**Work to do**
Search the listing below for the string "name" and show each line that contains it.

**Given data**
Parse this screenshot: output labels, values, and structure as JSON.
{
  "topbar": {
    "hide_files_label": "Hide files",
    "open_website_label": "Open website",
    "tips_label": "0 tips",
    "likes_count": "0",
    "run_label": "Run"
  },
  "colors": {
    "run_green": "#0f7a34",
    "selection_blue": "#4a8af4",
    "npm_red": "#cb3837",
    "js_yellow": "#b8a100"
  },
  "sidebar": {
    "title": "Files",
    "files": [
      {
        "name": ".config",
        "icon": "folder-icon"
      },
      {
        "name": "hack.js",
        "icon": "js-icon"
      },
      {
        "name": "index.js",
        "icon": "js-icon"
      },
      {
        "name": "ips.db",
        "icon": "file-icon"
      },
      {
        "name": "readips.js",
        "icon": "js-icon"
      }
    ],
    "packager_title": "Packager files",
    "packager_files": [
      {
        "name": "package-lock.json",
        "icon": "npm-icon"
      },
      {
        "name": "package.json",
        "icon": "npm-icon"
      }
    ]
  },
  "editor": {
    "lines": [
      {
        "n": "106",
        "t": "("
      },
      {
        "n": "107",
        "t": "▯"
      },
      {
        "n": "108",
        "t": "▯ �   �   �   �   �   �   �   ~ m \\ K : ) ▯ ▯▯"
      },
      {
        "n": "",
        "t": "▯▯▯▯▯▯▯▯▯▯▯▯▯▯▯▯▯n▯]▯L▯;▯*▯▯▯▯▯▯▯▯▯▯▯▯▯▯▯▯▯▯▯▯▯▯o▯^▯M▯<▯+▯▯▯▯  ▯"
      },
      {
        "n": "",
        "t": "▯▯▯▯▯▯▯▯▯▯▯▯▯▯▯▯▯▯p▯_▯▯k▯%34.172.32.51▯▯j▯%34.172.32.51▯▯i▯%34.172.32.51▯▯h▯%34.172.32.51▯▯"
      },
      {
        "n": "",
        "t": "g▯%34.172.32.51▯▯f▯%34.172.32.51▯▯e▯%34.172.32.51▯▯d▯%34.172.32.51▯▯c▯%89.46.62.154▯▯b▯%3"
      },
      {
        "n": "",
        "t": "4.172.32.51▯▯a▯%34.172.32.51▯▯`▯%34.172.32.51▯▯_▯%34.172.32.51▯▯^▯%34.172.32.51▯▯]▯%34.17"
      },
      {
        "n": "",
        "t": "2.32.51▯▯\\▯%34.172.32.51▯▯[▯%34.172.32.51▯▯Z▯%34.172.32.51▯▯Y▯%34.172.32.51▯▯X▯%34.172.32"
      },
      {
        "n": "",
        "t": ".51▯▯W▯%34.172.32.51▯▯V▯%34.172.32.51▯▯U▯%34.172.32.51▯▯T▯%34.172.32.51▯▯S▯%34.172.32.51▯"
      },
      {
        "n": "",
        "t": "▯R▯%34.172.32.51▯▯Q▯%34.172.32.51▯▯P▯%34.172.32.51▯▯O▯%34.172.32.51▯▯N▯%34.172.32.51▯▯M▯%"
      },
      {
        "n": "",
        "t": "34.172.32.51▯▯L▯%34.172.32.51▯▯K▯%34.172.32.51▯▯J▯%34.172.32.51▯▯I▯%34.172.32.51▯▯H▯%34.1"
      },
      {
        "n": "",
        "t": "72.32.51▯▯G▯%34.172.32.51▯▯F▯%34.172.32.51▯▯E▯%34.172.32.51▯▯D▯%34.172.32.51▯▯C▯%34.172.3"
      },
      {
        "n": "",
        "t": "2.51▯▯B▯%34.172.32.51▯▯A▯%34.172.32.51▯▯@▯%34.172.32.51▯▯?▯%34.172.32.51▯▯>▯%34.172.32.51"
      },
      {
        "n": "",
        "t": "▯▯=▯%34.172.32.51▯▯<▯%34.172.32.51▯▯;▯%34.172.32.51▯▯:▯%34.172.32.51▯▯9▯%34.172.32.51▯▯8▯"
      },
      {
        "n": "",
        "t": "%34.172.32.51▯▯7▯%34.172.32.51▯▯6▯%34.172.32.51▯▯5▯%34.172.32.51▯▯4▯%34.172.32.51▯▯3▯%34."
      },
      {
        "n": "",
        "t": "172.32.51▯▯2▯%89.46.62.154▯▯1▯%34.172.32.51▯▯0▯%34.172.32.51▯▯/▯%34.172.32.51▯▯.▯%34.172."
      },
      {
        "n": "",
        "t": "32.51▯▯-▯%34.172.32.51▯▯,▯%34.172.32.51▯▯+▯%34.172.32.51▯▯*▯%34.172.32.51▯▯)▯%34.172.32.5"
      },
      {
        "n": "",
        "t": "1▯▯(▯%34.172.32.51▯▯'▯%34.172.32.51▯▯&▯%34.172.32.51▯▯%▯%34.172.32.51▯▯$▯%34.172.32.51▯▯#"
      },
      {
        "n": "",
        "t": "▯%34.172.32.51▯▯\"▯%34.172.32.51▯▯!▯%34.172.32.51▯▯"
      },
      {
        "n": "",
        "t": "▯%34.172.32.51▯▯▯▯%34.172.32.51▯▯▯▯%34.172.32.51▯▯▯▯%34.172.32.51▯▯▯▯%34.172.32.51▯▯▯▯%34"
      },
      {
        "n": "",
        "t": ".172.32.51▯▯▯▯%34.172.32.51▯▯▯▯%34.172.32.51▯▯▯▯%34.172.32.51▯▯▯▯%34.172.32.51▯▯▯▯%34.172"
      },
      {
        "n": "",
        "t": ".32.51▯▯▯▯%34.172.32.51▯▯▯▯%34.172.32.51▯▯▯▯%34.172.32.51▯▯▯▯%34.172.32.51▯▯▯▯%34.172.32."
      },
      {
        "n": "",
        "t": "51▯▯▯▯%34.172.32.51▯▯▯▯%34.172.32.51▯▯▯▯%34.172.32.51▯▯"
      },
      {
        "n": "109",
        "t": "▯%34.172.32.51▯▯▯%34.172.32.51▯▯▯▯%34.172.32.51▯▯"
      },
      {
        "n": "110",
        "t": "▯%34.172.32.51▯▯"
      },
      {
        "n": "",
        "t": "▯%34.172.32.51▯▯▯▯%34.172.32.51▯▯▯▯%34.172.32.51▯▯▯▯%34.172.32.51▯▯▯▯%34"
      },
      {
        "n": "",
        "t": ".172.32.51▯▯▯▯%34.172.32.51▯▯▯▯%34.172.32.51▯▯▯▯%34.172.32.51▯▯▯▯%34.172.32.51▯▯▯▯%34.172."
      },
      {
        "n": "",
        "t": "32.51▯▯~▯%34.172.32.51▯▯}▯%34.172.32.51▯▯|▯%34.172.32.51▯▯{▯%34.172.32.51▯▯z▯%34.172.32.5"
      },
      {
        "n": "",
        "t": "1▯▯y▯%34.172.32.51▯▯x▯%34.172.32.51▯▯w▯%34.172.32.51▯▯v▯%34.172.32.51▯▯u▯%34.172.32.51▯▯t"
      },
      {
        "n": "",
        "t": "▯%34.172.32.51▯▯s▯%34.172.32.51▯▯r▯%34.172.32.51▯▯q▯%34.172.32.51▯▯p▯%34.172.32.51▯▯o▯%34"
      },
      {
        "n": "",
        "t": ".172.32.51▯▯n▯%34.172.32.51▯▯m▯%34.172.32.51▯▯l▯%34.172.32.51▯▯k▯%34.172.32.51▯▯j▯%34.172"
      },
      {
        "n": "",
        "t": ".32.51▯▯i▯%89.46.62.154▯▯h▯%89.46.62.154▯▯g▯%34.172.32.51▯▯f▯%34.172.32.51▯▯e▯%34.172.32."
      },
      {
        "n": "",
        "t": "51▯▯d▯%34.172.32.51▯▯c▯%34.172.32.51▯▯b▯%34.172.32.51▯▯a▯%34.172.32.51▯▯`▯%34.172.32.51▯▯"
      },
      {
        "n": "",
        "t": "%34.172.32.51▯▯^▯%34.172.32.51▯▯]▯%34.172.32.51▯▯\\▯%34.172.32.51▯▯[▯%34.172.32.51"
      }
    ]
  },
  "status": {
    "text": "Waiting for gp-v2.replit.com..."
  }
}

**Exercise result**
        "name": ".config",
        "name": "hack.js",
        "name": "index.js",
        "name": "ips.db",
        "name": "readips.js",
        "name": "package-lock.json",
        "name": "package.json",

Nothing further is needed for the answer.